■ **EXERCISE AIM**
From the entries below, copy out every line with "suffix" in it.

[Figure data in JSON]
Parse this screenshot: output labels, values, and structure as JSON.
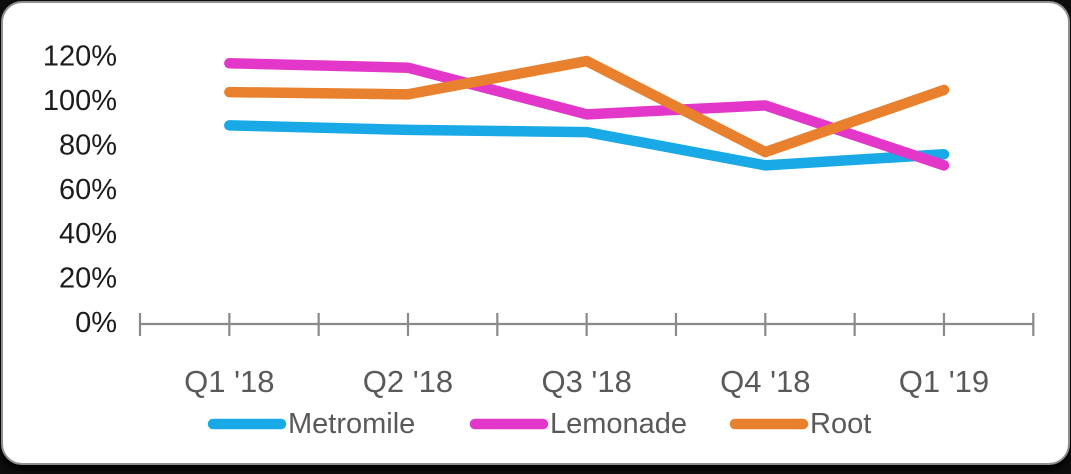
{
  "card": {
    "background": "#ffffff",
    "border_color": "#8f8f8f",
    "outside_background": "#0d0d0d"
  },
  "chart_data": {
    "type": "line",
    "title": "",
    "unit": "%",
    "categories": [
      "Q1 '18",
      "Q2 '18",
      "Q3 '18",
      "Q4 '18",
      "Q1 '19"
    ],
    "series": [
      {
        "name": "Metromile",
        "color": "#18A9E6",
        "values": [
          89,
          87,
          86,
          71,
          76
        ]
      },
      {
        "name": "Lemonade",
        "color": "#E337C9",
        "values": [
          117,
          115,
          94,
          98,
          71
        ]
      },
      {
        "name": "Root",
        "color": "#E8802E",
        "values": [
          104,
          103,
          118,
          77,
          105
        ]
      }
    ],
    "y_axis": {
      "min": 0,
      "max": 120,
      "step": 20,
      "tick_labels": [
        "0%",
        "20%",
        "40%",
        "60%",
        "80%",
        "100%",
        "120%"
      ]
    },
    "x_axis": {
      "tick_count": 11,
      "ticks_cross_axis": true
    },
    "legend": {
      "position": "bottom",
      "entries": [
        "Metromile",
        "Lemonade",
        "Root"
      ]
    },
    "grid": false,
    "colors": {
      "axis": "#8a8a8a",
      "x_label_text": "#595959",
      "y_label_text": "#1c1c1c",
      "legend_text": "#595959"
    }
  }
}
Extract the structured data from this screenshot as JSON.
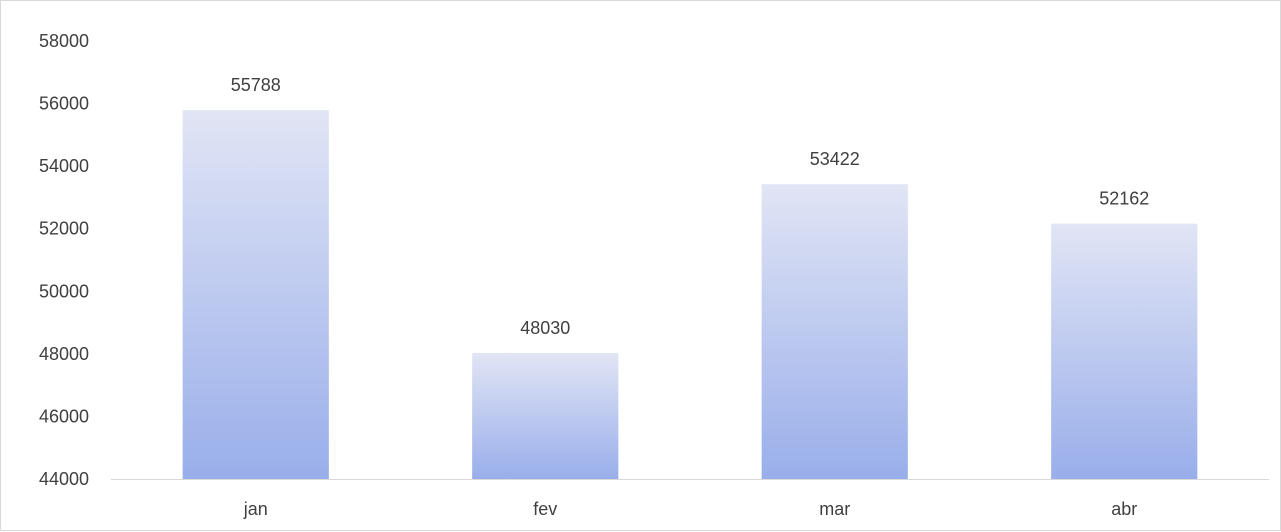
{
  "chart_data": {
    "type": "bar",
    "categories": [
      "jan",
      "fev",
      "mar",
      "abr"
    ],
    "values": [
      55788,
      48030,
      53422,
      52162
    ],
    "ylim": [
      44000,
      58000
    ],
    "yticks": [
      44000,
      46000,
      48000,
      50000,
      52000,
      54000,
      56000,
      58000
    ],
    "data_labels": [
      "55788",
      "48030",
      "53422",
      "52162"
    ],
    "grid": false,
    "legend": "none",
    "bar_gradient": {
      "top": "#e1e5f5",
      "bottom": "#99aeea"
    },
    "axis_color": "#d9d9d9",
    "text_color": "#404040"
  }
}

* * *

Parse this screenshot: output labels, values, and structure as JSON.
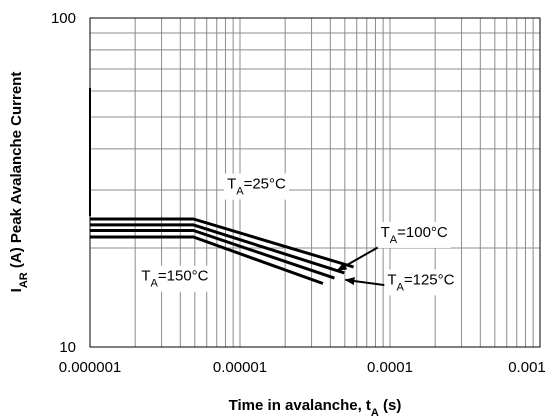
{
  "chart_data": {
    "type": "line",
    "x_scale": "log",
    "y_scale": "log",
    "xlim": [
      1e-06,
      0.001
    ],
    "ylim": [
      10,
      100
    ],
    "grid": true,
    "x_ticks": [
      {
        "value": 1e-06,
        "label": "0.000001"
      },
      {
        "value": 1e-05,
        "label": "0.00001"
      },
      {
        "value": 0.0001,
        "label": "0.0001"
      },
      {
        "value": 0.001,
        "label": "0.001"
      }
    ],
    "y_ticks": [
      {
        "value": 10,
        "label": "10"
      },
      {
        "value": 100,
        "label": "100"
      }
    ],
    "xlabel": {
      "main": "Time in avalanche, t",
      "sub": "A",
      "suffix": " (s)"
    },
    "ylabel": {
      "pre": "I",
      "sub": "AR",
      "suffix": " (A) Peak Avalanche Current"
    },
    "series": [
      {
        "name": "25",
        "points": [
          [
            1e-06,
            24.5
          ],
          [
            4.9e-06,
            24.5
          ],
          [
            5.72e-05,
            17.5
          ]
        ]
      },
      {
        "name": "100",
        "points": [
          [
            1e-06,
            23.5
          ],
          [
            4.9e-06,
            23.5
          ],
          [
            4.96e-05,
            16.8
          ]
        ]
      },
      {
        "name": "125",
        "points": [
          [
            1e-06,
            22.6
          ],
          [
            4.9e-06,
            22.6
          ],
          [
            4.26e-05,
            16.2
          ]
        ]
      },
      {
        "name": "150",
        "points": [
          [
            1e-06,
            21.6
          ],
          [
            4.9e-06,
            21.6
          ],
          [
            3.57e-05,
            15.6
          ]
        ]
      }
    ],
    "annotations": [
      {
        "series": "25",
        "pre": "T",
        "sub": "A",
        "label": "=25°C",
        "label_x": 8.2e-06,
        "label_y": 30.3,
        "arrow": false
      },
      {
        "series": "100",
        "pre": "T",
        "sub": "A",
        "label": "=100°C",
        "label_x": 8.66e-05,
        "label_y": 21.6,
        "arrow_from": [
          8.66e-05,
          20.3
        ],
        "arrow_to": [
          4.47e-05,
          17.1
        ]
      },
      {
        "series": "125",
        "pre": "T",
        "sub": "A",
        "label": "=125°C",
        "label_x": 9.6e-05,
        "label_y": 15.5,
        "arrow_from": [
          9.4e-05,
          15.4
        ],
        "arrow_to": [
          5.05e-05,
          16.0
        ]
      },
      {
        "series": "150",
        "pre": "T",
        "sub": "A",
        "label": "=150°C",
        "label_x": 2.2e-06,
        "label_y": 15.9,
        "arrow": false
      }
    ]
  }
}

■ **SOLUTION TO THIS EXERCISE**
      "suffix": " (s)"
      "suffix": " (A) Peak Avalanche Current"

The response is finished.